*DESCRIPTION OF THE TASK*
Could every line of the data be printed exactly as it reads?

*** DATASET ***

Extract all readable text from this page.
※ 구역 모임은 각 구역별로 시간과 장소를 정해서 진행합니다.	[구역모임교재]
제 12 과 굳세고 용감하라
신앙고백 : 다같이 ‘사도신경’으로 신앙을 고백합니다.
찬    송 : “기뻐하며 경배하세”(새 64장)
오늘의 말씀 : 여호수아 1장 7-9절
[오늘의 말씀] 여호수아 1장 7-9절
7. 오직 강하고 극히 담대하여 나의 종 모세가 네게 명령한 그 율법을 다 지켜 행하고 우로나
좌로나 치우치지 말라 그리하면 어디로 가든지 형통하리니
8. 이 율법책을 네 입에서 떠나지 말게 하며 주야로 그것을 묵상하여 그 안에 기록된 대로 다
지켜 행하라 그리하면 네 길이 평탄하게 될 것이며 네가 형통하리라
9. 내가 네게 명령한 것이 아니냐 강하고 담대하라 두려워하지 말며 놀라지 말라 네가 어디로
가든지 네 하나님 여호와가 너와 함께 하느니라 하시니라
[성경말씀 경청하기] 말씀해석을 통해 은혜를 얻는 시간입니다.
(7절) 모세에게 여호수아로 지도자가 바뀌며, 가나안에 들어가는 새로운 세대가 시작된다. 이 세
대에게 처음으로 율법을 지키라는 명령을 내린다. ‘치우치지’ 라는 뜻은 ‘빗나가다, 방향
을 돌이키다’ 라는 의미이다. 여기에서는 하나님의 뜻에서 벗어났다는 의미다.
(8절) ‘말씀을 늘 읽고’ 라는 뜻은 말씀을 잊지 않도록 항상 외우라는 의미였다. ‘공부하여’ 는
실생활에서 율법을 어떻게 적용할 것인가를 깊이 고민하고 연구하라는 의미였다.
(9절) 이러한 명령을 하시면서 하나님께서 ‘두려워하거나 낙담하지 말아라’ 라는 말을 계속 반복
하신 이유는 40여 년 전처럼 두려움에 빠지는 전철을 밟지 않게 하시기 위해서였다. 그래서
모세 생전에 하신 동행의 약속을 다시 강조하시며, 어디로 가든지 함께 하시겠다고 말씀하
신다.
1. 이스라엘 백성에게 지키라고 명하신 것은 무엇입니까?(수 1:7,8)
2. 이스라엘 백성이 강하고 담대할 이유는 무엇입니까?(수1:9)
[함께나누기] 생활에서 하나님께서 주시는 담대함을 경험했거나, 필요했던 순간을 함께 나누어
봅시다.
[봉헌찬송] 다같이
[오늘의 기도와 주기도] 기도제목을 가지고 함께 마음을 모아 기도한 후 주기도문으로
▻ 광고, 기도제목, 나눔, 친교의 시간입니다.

***

*ANSWER TO THE EXERCISE*
Extract all readable text from this page.
※ 구역 모임은 각 구역별로 시간과 장소를 정해서 진행합니다.	[구역모임교재]
제 12 과 굳세고 용감하라
신앙고백 : 다같이 ‘사도신경’으로 신앙을 고백합니다.
찬    송 : “기뻐하며 경배하세”(새 64장)
오늘의 말씀 : 여호수아 1장 7-9절
[오늘의 말씀] 여호수아 1장 7-9절
7. 오직 강하고 극히 담대하여 나의 종 모세가 네게 명령한 그 율법을 다 지켜 행하고 우로나
좌로나 치우치지 말라 그리하면 어디로 가든지 형통하리니
8. 이 율법책을 네 입에서 떠나지 말게 하며 주야로 그것을 묵상하여 그 안에 기록된 대로 다
지켜 행하라 그리하면 네 길이 평탄하게 될 것이며 네가 형통하리라
9. 내가 네게 명령한 것이 아니냐 강하고 담대하라 두려워하지 말며 놀라지 말라 네가 어디로
가든지 네 하나님 여호와가 너와 함께 하느니라 하시니라
[성경말씀 경청하기] 말씀해석을 통해 은혜를 얻는 시간입니다.
(7절) 모세에게 여호수아로 지도자가 바뀌며, 가나안에 들어가는 새로운 세대가 시작된다. 이 세
대에게 처음으로 율법을 지키라는 명령을 내린다. ‘치우치지’ 라는 뜻은 ‘빗나가다, 방향
을 돌이키다’ 라는 의미이다. 여기에서는 하나님의 뜻에서 벗어났다는 의미다.
(8절) ‘말씀을 늘 읽고’ 라는 뜻은 말씀을 잊지 않도록 항상 외우라는 의미였다. ‘공부하여’ 는
실생활에서 율법을 어떻게 적용할 것인가를 깊이 고민하고 연구하라는 의미였다.
(9절) 이러한 명령을 하시면서 하나님께서 ‘두려워하거나 낙담하지 말아라’ 라는 말을 계속 반복
하신 이유는 40여 년 전처럼 두려움에 빠지는 전철을 밟지 않게 하시기 위해서였다. 그래서
모세 생전에 하신 동행의 약속을 다시 강조하시며, 어디로 가든지 함께 하시겠다고 말씀하
신다.
1. 이스라엘 백성에게 지키라고 명하신 것은 무엇입니까?(수 1:7,8)
2. 이스라엘 백성이 강하고 담대할 이유는 무엇입니까?(수1:9)
[함께나누기] 생활에서 하나님께서 주시는 담대함을 경험했거나, 필요했던 순간을 함께 나누어
봅시다.
[봉헌찬송] 다같이
[오늘의 기도와 주기도] 기도제목을 가지고 함께 마음을 모아 기도한 후 주기도문으로
▻ 광고, 기도제목, 나눔, 친교의 시간입니다.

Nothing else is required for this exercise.